**Dataset excerpts**
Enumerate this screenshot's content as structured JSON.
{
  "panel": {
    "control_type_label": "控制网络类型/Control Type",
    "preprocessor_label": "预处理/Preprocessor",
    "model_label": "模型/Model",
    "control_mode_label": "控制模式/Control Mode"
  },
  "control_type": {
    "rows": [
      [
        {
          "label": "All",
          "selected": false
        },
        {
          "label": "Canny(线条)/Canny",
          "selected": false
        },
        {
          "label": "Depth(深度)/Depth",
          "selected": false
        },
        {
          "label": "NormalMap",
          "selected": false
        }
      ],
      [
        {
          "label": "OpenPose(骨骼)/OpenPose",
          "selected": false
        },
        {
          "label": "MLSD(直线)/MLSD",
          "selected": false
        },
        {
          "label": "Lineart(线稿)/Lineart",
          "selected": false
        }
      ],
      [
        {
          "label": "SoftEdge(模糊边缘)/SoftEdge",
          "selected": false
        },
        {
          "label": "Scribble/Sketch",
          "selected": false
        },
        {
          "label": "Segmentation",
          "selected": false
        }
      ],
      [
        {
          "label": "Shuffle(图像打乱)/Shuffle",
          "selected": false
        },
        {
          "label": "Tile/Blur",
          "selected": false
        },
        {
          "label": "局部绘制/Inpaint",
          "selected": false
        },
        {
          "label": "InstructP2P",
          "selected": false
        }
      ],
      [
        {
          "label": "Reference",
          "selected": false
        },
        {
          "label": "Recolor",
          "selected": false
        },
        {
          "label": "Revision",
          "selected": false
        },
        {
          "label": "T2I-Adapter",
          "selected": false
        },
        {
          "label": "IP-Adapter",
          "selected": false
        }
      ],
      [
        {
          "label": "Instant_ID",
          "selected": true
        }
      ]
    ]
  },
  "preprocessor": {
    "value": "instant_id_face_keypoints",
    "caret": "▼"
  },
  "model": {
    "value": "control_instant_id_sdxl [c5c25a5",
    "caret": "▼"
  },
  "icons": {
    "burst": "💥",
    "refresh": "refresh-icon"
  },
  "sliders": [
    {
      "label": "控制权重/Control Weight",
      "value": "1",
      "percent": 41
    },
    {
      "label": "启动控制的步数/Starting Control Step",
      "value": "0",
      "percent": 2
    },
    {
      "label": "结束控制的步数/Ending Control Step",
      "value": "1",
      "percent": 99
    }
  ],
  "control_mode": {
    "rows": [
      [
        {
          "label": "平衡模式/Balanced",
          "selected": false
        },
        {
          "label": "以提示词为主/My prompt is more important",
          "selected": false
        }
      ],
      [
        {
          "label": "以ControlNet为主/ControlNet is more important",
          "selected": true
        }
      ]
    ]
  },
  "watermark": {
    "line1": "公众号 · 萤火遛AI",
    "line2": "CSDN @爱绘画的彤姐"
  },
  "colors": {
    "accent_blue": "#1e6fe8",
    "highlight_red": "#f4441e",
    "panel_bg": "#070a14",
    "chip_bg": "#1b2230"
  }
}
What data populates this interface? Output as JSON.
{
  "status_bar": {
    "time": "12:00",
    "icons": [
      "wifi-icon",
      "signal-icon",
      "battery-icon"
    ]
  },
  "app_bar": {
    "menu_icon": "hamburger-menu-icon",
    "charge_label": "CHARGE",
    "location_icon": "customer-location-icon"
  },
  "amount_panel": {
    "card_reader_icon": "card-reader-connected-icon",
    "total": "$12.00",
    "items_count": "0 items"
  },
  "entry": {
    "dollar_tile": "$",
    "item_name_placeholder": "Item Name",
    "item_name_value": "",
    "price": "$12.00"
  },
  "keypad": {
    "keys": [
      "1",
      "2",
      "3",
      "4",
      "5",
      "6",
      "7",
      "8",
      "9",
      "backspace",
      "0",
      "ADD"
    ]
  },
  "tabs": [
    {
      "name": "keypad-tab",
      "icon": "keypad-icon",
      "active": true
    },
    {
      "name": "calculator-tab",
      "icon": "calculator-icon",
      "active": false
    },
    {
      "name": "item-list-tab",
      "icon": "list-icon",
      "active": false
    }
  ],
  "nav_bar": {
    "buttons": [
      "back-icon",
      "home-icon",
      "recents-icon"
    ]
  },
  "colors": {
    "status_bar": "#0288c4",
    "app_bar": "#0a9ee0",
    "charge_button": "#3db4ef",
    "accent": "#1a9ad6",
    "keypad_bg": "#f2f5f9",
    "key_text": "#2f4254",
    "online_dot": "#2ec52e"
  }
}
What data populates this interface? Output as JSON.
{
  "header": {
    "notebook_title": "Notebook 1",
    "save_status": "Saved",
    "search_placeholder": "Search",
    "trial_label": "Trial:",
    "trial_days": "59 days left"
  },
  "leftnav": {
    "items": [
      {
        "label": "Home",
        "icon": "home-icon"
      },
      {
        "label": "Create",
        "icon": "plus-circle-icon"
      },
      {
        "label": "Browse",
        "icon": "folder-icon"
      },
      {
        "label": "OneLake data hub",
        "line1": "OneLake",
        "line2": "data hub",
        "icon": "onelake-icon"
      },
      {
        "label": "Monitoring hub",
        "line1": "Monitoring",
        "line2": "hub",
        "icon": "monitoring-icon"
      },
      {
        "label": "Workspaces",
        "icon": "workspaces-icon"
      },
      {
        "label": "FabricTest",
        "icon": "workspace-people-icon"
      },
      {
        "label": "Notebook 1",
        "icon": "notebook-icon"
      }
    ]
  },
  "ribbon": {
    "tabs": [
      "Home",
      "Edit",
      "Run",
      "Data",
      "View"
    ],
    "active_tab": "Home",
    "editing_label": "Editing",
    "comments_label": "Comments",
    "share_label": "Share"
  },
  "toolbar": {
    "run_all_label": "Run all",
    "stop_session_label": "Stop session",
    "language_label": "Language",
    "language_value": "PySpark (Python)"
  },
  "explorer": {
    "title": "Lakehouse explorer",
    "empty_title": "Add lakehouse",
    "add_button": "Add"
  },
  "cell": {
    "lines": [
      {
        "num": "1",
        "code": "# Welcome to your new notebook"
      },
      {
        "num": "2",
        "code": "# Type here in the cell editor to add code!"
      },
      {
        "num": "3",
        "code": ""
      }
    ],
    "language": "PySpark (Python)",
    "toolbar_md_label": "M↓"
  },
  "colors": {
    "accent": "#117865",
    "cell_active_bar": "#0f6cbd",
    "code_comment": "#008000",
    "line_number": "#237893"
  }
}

**Exercise directions**
Copy out every line of the data that includes "important".

**Answer to this exercise**
          "label": "以提示词为主/My prompt is more important",
          "label": "以ControlNet为主/ControlNet is more important",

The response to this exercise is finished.